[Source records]

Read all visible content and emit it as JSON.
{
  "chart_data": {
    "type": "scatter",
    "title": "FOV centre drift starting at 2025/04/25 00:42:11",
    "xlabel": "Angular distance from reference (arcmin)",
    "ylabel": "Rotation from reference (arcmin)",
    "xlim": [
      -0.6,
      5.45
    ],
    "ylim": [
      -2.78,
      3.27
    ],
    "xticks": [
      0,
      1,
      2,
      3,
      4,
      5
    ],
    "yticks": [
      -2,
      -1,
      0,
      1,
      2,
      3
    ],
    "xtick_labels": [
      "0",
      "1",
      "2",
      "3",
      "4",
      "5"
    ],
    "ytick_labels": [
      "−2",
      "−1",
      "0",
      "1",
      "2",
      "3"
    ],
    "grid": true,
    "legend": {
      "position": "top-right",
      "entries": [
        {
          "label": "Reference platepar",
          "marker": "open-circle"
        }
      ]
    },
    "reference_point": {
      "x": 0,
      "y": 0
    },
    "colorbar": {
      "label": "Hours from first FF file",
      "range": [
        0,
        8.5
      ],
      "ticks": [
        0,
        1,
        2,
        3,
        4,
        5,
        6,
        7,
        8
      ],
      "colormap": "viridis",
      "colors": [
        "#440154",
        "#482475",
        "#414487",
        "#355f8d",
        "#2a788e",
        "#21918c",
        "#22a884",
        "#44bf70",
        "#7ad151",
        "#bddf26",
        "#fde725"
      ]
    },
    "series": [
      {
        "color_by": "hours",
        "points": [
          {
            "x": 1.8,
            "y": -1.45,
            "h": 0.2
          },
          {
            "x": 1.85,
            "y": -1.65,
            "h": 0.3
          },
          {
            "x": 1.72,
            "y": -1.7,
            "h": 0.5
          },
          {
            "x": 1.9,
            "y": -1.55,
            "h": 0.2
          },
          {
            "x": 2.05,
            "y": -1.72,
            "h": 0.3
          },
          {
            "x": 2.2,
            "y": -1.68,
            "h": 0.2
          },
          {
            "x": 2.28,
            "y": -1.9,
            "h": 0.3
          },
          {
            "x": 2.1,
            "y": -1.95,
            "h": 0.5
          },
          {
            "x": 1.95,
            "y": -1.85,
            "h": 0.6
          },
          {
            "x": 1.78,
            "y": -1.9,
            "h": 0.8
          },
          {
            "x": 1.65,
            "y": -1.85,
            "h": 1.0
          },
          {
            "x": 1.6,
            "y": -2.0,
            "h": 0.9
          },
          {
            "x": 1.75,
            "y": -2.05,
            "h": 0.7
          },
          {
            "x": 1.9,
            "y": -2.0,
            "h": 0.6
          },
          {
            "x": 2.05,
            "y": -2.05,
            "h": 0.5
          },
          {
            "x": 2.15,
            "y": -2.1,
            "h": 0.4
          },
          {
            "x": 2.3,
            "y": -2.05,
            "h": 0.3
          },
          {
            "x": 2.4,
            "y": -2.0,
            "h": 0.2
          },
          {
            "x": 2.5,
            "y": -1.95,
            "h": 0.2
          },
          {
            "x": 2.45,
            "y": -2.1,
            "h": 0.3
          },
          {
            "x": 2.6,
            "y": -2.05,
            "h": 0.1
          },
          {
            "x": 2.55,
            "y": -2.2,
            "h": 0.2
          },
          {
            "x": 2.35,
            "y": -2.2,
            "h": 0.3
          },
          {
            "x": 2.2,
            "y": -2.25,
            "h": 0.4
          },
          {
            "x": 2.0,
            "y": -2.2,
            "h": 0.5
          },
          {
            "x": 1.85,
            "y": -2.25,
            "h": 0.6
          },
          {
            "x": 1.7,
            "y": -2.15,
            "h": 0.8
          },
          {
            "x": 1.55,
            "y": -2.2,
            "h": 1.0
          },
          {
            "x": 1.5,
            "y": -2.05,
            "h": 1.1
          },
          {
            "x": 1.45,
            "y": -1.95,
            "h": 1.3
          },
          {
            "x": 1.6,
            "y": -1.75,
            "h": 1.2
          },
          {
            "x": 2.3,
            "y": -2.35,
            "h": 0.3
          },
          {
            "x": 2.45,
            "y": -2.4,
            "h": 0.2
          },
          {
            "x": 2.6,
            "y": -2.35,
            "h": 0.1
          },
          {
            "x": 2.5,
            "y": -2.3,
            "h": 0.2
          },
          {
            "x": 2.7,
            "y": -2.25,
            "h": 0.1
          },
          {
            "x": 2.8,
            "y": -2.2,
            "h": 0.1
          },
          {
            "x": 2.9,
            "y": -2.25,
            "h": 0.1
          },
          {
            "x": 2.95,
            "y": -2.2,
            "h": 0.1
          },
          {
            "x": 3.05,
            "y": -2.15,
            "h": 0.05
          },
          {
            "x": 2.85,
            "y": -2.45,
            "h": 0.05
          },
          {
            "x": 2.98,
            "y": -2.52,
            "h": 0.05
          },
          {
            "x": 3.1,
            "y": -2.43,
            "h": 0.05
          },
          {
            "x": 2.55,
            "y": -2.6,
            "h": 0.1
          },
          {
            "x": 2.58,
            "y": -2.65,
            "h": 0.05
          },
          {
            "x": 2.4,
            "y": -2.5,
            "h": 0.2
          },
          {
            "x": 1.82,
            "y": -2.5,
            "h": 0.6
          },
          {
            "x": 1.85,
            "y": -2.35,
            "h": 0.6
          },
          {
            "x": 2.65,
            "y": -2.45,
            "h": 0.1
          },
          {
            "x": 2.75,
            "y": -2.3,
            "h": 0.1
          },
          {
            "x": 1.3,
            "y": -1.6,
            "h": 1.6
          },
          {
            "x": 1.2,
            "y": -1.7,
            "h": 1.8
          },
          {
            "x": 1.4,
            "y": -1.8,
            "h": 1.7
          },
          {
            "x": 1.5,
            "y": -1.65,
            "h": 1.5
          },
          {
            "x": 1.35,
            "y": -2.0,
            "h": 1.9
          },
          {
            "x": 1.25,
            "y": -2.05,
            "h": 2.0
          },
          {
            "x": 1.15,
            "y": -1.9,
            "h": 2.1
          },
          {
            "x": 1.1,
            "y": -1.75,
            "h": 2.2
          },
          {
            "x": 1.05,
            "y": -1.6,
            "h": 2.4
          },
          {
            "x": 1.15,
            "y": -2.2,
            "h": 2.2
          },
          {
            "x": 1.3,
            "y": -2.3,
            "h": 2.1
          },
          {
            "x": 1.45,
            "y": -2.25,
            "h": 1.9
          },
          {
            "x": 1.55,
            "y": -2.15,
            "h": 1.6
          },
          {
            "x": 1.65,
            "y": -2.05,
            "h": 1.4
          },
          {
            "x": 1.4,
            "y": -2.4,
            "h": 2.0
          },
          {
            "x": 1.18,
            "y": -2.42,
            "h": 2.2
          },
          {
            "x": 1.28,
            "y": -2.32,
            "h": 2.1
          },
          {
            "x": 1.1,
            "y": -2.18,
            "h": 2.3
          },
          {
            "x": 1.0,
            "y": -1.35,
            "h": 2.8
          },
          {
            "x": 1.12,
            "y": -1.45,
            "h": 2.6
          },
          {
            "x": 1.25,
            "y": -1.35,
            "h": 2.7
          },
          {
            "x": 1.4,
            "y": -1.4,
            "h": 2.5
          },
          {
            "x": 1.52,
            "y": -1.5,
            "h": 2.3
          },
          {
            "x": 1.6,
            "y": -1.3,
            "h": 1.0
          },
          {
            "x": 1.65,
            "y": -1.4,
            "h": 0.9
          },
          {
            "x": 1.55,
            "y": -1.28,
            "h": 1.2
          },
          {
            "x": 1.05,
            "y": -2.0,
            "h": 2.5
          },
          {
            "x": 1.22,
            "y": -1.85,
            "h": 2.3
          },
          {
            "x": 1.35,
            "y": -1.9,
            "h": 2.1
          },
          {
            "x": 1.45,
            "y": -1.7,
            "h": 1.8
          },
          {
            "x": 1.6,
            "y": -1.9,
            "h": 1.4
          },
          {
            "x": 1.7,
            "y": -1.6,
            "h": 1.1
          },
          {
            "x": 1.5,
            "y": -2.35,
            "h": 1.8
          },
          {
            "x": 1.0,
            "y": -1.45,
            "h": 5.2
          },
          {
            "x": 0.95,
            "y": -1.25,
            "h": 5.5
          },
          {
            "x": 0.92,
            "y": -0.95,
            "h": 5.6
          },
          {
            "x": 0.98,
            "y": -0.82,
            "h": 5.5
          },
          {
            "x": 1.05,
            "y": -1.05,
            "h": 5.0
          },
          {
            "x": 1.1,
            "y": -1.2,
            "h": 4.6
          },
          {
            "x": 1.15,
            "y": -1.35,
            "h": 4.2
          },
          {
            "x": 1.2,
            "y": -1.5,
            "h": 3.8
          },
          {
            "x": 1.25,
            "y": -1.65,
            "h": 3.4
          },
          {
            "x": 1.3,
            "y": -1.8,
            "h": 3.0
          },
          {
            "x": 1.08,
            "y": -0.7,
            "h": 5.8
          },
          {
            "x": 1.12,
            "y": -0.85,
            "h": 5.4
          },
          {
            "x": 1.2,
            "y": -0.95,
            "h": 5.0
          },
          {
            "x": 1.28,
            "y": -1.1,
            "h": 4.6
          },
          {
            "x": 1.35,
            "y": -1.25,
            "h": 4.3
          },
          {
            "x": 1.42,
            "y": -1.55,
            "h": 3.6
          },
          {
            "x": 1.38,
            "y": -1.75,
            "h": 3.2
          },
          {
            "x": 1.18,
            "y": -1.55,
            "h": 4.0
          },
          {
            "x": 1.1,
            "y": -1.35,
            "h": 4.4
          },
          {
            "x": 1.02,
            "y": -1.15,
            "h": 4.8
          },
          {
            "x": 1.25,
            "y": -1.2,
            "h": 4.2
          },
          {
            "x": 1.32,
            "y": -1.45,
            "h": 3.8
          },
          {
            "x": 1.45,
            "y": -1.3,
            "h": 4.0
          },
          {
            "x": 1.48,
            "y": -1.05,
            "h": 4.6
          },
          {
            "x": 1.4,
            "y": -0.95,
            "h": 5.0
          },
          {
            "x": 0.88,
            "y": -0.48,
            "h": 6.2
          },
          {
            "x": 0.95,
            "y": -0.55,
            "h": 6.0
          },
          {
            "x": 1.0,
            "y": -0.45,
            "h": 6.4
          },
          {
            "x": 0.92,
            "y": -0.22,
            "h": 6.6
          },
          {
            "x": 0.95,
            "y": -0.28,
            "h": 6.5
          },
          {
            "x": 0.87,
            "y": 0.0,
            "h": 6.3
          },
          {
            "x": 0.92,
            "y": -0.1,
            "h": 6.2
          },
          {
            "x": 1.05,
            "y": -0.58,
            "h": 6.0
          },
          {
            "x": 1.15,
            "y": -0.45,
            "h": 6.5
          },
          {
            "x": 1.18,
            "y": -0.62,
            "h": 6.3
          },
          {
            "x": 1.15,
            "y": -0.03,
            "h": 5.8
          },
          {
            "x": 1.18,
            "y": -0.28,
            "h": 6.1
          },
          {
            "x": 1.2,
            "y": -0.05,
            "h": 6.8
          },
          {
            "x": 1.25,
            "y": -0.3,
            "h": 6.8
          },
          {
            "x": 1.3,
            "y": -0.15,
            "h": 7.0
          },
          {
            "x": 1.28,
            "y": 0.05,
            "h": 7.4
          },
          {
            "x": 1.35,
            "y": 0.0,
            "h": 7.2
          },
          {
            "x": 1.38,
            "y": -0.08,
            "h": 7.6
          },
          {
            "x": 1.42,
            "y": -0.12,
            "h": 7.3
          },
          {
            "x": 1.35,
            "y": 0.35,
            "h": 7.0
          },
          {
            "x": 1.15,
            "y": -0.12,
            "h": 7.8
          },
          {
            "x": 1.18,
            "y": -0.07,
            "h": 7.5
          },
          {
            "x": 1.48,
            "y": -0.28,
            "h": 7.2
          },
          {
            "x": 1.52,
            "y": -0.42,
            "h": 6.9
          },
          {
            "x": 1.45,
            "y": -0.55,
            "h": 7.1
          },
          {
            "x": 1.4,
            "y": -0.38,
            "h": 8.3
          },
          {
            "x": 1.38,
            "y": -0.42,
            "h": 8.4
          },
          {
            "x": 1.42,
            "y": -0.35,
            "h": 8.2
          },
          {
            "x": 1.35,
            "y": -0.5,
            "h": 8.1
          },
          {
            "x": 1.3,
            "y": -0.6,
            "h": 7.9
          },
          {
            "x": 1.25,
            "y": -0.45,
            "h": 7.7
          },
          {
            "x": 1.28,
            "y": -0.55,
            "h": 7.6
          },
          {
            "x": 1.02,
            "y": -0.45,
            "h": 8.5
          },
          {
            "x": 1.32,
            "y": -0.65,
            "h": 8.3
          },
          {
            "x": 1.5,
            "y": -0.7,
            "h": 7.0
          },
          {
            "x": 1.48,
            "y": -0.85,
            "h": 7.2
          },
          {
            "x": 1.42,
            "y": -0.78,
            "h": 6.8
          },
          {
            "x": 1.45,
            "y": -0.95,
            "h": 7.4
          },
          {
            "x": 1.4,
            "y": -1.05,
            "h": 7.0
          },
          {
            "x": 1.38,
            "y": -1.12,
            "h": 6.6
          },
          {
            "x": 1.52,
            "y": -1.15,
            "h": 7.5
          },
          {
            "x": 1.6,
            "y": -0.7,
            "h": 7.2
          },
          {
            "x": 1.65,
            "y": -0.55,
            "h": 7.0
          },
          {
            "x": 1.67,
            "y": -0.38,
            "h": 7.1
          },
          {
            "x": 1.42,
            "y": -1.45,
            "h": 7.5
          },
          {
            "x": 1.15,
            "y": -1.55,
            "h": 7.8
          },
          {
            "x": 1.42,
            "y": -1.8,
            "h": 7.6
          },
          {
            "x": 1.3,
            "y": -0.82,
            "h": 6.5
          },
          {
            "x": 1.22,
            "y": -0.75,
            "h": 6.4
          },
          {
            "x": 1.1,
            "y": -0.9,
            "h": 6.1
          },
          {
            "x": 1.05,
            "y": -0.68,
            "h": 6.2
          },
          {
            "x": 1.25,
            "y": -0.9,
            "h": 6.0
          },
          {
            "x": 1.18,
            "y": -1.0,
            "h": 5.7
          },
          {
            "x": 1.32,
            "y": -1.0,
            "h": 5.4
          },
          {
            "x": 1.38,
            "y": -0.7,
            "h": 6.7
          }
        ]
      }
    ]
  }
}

Prompt: Report the number of lines in the listing where the string "from" appears, and nothing besides.

Reply to the exercise: 3